[start of ITEMS]

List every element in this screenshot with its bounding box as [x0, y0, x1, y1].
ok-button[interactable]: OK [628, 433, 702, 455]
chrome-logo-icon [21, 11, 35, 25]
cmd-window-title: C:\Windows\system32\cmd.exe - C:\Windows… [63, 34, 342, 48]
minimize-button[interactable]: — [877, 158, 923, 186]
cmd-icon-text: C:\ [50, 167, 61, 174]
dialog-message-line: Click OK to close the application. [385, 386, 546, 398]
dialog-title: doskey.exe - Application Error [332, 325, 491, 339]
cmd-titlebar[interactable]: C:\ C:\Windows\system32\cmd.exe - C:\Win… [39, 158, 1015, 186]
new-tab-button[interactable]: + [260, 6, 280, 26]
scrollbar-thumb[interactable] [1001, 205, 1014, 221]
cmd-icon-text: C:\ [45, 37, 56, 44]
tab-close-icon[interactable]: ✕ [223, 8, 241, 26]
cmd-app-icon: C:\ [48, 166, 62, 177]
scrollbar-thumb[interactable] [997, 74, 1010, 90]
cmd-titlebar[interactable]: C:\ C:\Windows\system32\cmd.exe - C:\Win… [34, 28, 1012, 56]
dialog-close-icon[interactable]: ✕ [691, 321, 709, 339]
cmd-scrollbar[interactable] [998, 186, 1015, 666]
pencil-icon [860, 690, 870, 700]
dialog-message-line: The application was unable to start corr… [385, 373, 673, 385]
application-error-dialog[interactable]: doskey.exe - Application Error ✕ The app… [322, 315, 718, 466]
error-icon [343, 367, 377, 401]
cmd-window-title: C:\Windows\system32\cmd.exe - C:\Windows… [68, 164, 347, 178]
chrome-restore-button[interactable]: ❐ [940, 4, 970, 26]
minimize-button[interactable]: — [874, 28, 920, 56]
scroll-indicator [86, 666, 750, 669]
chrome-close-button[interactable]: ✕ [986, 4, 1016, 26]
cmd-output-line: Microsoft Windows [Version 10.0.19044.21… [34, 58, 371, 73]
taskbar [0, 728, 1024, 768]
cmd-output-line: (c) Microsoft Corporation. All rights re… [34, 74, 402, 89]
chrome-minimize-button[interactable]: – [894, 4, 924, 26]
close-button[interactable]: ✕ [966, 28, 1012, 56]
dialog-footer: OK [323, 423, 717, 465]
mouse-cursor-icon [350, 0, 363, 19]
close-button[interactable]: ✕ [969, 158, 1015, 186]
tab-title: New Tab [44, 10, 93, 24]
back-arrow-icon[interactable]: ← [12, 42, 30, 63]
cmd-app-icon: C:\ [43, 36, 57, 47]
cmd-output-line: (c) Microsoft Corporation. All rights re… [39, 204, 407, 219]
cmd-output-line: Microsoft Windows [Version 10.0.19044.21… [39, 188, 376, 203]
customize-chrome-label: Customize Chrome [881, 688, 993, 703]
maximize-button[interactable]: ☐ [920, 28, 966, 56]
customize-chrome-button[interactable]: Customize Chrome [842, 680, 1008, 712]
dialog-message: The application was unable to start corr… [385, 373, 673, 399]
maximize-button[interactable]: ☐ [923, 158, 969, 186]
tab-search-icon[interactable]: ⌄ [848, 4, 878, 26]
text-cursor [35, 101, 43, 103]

[end of ITEMS]

== GOAL ==
Please output the lines of the listing as a JSON list of strings, one string per line, from the very first line through the line containing "34, 342, 48]", with both ends included and blank lines skipped.

== WRITTEN RESPONSE ==
[
  "List every element in this screenshot with its bounding box as [x0, y0, x1, y1].",
  "ok-button[interactable]: OK [628, 433, 702, 455]",
  "chrome-logo-icon [21, 11, 35, 25]",
  "cmd-window-title: C:\\Windows\\system32\\cmd.exe - C:\\Windows… [63, 34, 342, 48]"
]